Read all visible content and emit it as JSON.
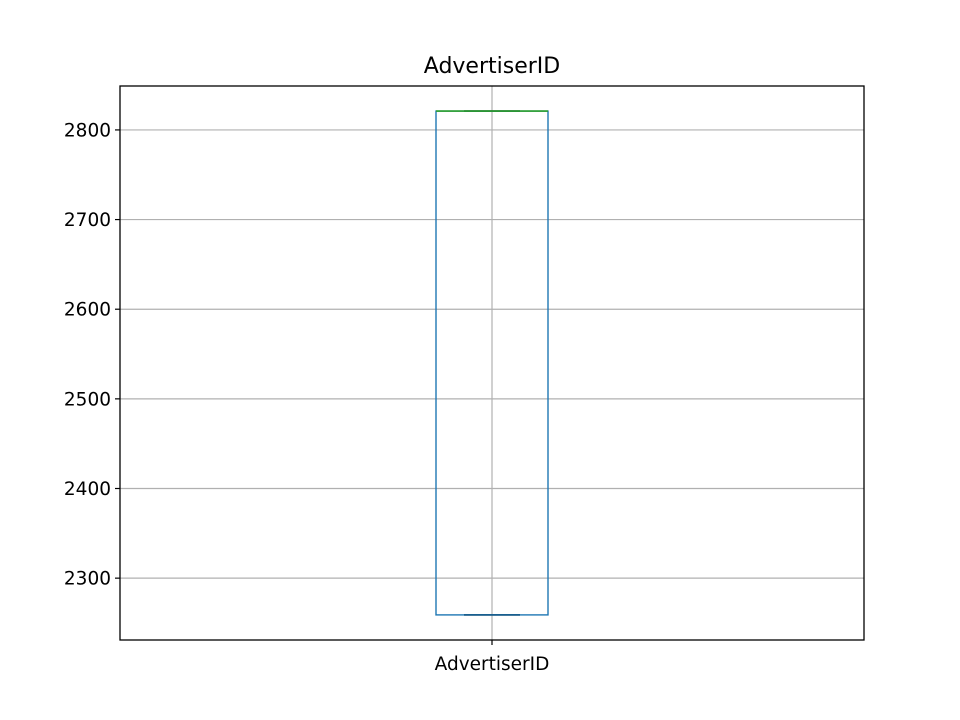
{
  "chart_data": {
    "type": "box",
    "title": "AdvertiserID",
    "xlabel": "",
    "ylabel": "",
    "categories": [
      "AdvertiserID"
    ],
    "boxes": [
      {
        "name": "AdvertiserID",
        "whisker_low": 2259,
        "q1": 2259,
        "median": 2821,
        "q3": 2821,
        "whisker_high": 2821
      }
    ],
    "y_ticks": [
      2300,
      2400,
      2500,
      2600,
      2700,
      2800
    ],
    "ylim": [
      2231,
      2849
    ],
    "grid": true,
    "colors": {
      "box": "#1f77b4",
      "median": "#2ca02c",
      "whisker": "#000000",
      "grid": "#b0b0b0",
      "axes": "#000000"
    }
  }
}
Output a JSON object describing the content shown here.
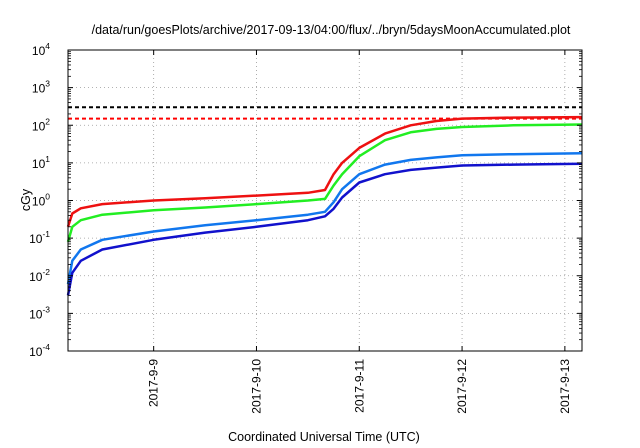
{
  "chart_data": {
    "type": "line",
    "title": "/data/run/goesPlots/archive/2017-09-13/04:00/flux/../bryn/5daysMoonAccumulated.plot",
    "xlabel": "Coordinated Universal Time (UTC)",
    "ylabel": "cGy",
    "y_scale": "log",
    "ylim": [
      0.0001,
      10000
    ],
    "y_ticks": [
      {
        "value": 0.0001,
        "base": "10",
        "exp": "-4"
      },
      {
        "value": 0.001,
        "base": "10",
        "exp": "-3"
      },
      {
        "value": 0.01,
        "base": "10",
        "exp": "-2"
      },
      {
        "value": 0.1,
        "base": "10",
        "exp": "-1"
      },
      {
        "value": 1,
        "base": "10",
        "exp": "0"
      },
      {
        "value": 10,
        "base": "10",
        "exp": "1"
      },
      {
        "value": 100,
        "base": "10",
        "exp": "2"
      },
      {
        "value": 1000,
        "base": "10",
        "exp": "3"
      },
      {
        "value": 10000,
        "base": "10",
        "exp": "4"
      }
    ],
    "xlim": [
      "2017-09-08 04:00",
      "2017-09-13 04:00"
    ],
    "x_ticks": [
      {
        "value": "2017-09-09 00:00",
        "label": "2017-9-9"
      },
      {
        "value": "2017-09-10 00:00",
        "label": "2017-9-10"
      },
      {
        "value": "2017-09-11 00:00",
        "label": "2017-9-11"
      },
      {
        "value": "2017-09-12 00:00",
        "label": "2017-9-12"
      },
      {
        "value": "2017-09-13 00:00",
        "label": "2017-9-13"
      }
    ],
    "grid": true,
    "grid_style": "dotted",
    "legend": "none",
    "threshold_lines": [
      {
        "value": 300,
        "color": "#000000",
        "style": "dashed"
      },
      {
        "value": 150,
        "color": "#ff0000",
        "style": "dashed"
      }
    ],
    "series": [
      {
        "color": "#ee1111",
        "points": [
          [
            "2017-09-08 04:00",
            0.2
          ],
          [
            "2017-09-08 05:00",
            0.45
          ],
          [
            "2017-09-08 07:00",
            0.62
          ],
          [
            "2017-09-08 12:00",
            0.8
          ],
          [
            "2017-09-09 00:00",
            1.0
          ],
          [
            "2017-09-09 12:00",
            1.15
          ],
          [
            "2017-09-10 00:00",
            1.35
          ],
          [
            "2017-09-10 12:00",
            1.6
          ],
          [
            "2017-09-10 16:00",
            1.9
          ],
          [
            "2017-09-10 18:00",
            5
          ],
          [
            "2017-09-10 20:00",
            10
          ],
          [
            "2017-09-11 00:00",
            25
          ],
          [
            "2017-09-11 06:00",
            60
          ],
          [
            "2017-09-11 12:00",
            100
          ],
          [
            "2017-09-11 18:00",
            130
          ],
          [
            "2017-09-12 00:00",
            150
          ],
          [
            "2017-09-12 12:00",
            160
          ],
          [
            "2017-09-13 04:00",
            165
          ]
        ]
      },
      {
        "color": "#22ee22",
        "points": [
          [
            "2017-09-08 04:00",
            0.08
          ],
          [
            "2017-09-08 05:00",
            0.2
          ],
          [
            "2017-09-08 07:00",
            0.3
          ],
          [
            "2017-09-08 12:00",
            0.42
          ],
          [
            "2017-09-09 00:00",
            0.55
          ],
          [
            "2017-09-09 12:00",
            0.65
          ],
          [
            "2017-09-10 00:00",
            0.8
          ],
          [
            "2017-09-10 12:00",
            1.0
          ],
          [
            "2017-09-10 16:00",
            1.1
          ],
          [
            "2017-09-10 18:00",
            2.5
          ],
          [
            "2017-09-10 20:00",
            5
          ],
          [
            "2017-09-11 00:00",
            15
          ],
          [
            "2017-09-11 06:00",
            40
          ],
          [
            "2017-09-11 12:00",
            65
          ],
          [
            "2017-09-11 18:00",
            80
          ],
          [
            "2017-09-12 00:00",
            90
          ],
          [
            "2017-09-12 12:00",
            100
          ],
          [
            "2017-09-13 04:00",
            105
          ]
        ]
      },
      {
        "color": "#1177ee",
        "points": [
          [
            "2017-09-08 04:00",
            0.006
          ],
          [
            "2017-09-08 05:00",
            0.025
          ],
          [
            "2017-09-08 07:00",
            0.05
          ],
          [
            "2017-09-08 12:00",
            0.09
          ],
          [
            "2017-09-09 00:00",
            0.15
          ],
          [
            "2017-09-09 12:00",
            0.22
          ],
          [
            "2017-09-10 00:00",
            0.3
          ],
          [
            "2017-09-10 12:00",
            0.42
          ],
          [
            "2017-09-10 16:00",
            0.5
          ],
          [
            "2017-09-10 18:00",
            0.9
          ],
          [
            "2017-09-10 20:00",
            2
          ],
          [
            "2017-09-11 00:00",
            5
          ],
          [
            "2017-09-11 06:00",
            9
          ],
          [
            "2017-09-11 12:00",
            12
          ],
          [
            "2017-09-11 18:00",
            14
          ],
          [
            "2017-09-12 00:00",
            16
          ],
          [
            "2017-09-12 12:00",
            17
          ],
          [
            "2017-09-13 04:00",
            18
          ]
        ]
      },
      {
        "color": "#1111cc",
        "points": [
          [
            "2017-09-08 04:00",
            0.003
          ],
          [
            "2017-09-08 05:00",
            0.012
          ],
          [
            "2017-09-08 07:00",
            0.025
          ],
          [
            "2017-09-08 12:00",
            0.05
          ],
          [
            "2017-09-09 00:00",
            0.09
          ],
          [
            "2017-09-09 12:00",
            0.14
          ],
          [
            "2017-09-10 00:00",
            0.2
          ],
          [
            "2017-09-10 12:00",
            0.3
          ],
          [
            "2017-09-10 16:00",
            0.38
          ],
          [
            "2017-09-10 18:00",
            0.6
          ],
          [
            "2017-09-10 20:00",
            1.2
          ],
          [
            "2017-09-11 00:00",
            3
          ],
          [
            "2017-09-11 06:00",
            5
          ],
          [
            "2017-09-11 12:00",
            6.5
          ],
          [
            "2017-09-11 18:00",
            7.5
          ],
          [
            "2017-09-12 00:00",
            8.5
          ],
          [
            "2017-09-12 12:00",
            9
          ],
          [
            "2017-09-13 04:00",
            9.5
          ]
        ]
      }
    ]
  }
}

────────────────────

▶ _What this task involves_: Apart from the pictures, the entries above are to be repeated in full and exactly.

▶ _Solution for this problem_:
Read all visible content and emit it as JSON.
{
  "chart_data": {
    "type": "box",
    "title": "AdvertiserID",
    "xlabel": "",
    "ylabel": "",
    "categories": [
      "AdvertiserID"
    ],
    "boxes": [
      {
        "name": "AdvertiserID",
        "whisker_low": 2259,
        "q1": 2259,
        "median": 2821,
        "q3": 2821,
        "whisker_high": 2821
      }
    ],
    "y_ticks": [
      2300,
      2400,
      2500,
      2600,
      2700,
      2800
    ],
    "ylim": [
      2231,
      2849
    ],
    "grid": true,
    "colors": {
      "box": "#1f77b4",
      "median": "#2ca02c",
      "whisker": "#000000",
      "grid": "#b0b0b0",
      "axes": "#000000"
    }
  }
}
Output a JSON object describing the content shown here.
{
  "chart_data": {
    "type": "line",
    "title": "/data/run/goesPlots/archive/2017-09-13/04:00/flux/../bryn/5daysMoonAccumulated.plot",
    "xlabel": "Coordinated Universal Time (UTC)",
    "ylabel": "cGy",
    "y_scale": "log",
    "ylim": [
      0.0001,
      10000
    ],
    "y_ticks": [
      {
        "value": 0.0001,
        "base": "10",
        "exp": "-4"
      },
      {
        "value": 0.001,
        "base": "10",
        "exp": "-3"
      },
      {
        "value": 0.01,
        "base": "10",
        "exp": "-2"
      },
      {
        "value": 0.1,
        "base": "10",
        "exp": "-1"
      },
      {
        "value": 1,
        "base": "10",
        "exp": "0"
      },
      {
        "value": 10,
        "base": "10",
        "exp": "1"
      },
      {
        "value": 100,
        "base": "10",
        "exp": "2"
      },
      {
        "value": 1000,
        "base": "10",
        "exp": "3"
      },
      {
        "value": 10000,
        "base": "10",
        "exp": "4"
      }
    ],
    "xlim": [
      "2017-09-08 04:00",
      "2017-09-13 04:00"
    ],
    "x_ticks": [
      {
        "value": "2017-09-09 00:00",
        "label": "2017-9-9"
      },
      {
        "value": "2017-09-10 00:00",
        "label": "2017-9-10"
      },
      {
        "value": "2017-09-11 00:00",
        "label": "2017-9-11"
      },
      {
        "value": "2017-09-12 00:00",
        "label": "2017-9-12"
      },
      {
        "value": "2017-09-13 00:00",
        "label": "2017-9-13"
      }
    ],
    "grid": true,
    "grid_style": "dotted",
    "legend": "none",
    "threshold_lines": [
      {
        "value": 300,
        "color": "#000000",
        "style": "dashed"
      },
      {
        "value": 150,
        "color": "#ff0000",
        "style": "dashed"
      }
    ],
    "series": [
      {
        "color": "#ee1111",
        "points": [
          [
            "2017-09-08 04:00",
            0.2
          ],
          [
            "2017-09-08 05:00",
            0.45
          ],
          [
            "2017-09-08 07:00",
            0.62
          ],
          [
            "2017-09-08 12:00",
            0.8
          ],
          [
            "2017-09-09 00:00",
            1.0
          ],
          [
            "2017-09-09 12:00",
            1.15
          ],
          [
            "2017-09-10 00:00",
            1.35
          ],
          [
            "2017-09-10 12:00",
            1.6
          ],
          [
            "2017-09-10 16:00",
            1.9
          ],
          [
            "2017-09-10 18:00",
            5
          ],
          [
            "2017-09-10 20:00",
            10
          ],
          [
            "2017-09-11 00:00",
            25
          ],
          [
            "2017-09-11 06:00",
            60
          ],
          [
            "2017-09-11 12:00",
            100
          ],
          [
            "2017-09-11 18:00",
            130
          ],
          [
            "2017-09-12 00:00",
            150
          ],
          [
            "2017-09-12 12:00",
            160
          ],
          [
            "2017-09-13 04:00",
            165
          ]
        ]
      },
      {
        "color": "#22ee22",
        "points": [
          [
            "2017-09-08 04:00",
            0.08
          ],
          [
            "2017-09-08 05:00",
            0.2
          ],
          [
            "2017-09-08 07:00",
            0.3
          ],
          [
            "2017-09-08 12:00",
            0.42
          ],
          [
            "2017-09-09 00:00",
            0.55
          ],
          [
            "2017-09-09 12:00",
            0.65
          ],
          [
            "2017-09-10 00:00",
            0.8
          ],
          [
            "2017-09-10 12:00",
            1.0
          ],
          [
            "2017-09-10 16:00",
            1.1
          ],
          [
            "2017-09-10 18:00",
            2.5
          ],
          [
            "2017-09-10 20:00",
            5
          ],
          [
            "2017-09-11 00:00",
            15
          ],
          [
            "2017-09-11 06:00",
            40
          ],
          [
            "2017-09-11 12:00",
            65
          ],
          [
            "2017-09-11 18:00",
            80
          ],
          [
            "2017-09-12 00:00",
            90
          ],
          [
            "2017-09-12 12:00",
            100
          ],
          [
            "2017-09-13 04:00",
            105
          ]
        ]
      },
      {
        "color": "#1177ee",
        "points": [
          [
            "2017-09-08 04:00",
            0.006
          ],
          [
            "2017-09-08 05:00",
            0.025
          ],
          [
            "2017-09-08 07:00",
            0.05
          ],
          [
            "2017-09-08 12:00",
            0.09
          ],
          [
            "2017-09-09 00:00",
            0.15
          ],
          [
            "2017-09-09 12:00",
            0.22
          ],
          [
            "2017-09-10 00:00",
            0.3
          ],
          [
            "2017-09-10 12:00",
            0.42
          ],
          [
            "2017-09-10 16:00",
            0.5
          ],
          [
            "2017-09-10 18:00",
            0.9
          ],
          [
            "2017-09-10 20:00",
            2
          ],
          [
            "2017-09-11 00:00",
            5
          ],
          [
            "2017-09-11 06:00",
            9
          ],
          [
            "2017-09-11 12:00",
            12
          ],
          [
            "2017-09-11 18:00",
            14
          ],
          [
            "2017-09-12 00:00",
            16
          ],
          [
            "2017-09-12 12:00",
            17
          ],
          [
            "2017-09-13 04:00",
            18
          ]
        ]
      },
      {
        "color": "#1111cc",
        "points": [
          [
            "2017-09-08 04:00",
            0.003
          ],
          [
            "2017-09-08 05:00",
            0.012
          ],
          [
            "2017-09-08 07:00",
            0.025
          ],
          [
            "2017-09-08 12:00",
            0.05
          ],
          [
            "2017-09-09 00:00",
            0.09
          ],
          [
            "2017-09-09 12:00",
            0.14
          ],
          [
            "2017-09-10 00:00",
            0.2
          ],
          [
            "2017-09-10 12:00",
            0.3
          ],
          [
            "2017-09-10 16:00",
            0.38
          ],
          [
            "2017-09-10 18:00",
            0.6
          ],
          [
            "2017-09-10 20:00",
            1.2
          ],
          [
            "2017-09-11 00:00",
            3
          ],
          [
            "2017-09-11 06:00",
            5
          ],
          [
            "2017-09-11 12:00",
            6.5
          ],
          [
            "2017-09-11 18:00",
            7.5
          ],
          [
            "2017-09-12 00:00",
            8.5
          ],
          [
            "2017-09-12 12:00",
            9
          ],
          [
            "2017-09-13 04:00",
            9.5
          ]
        ]
      }
    ]
  }
}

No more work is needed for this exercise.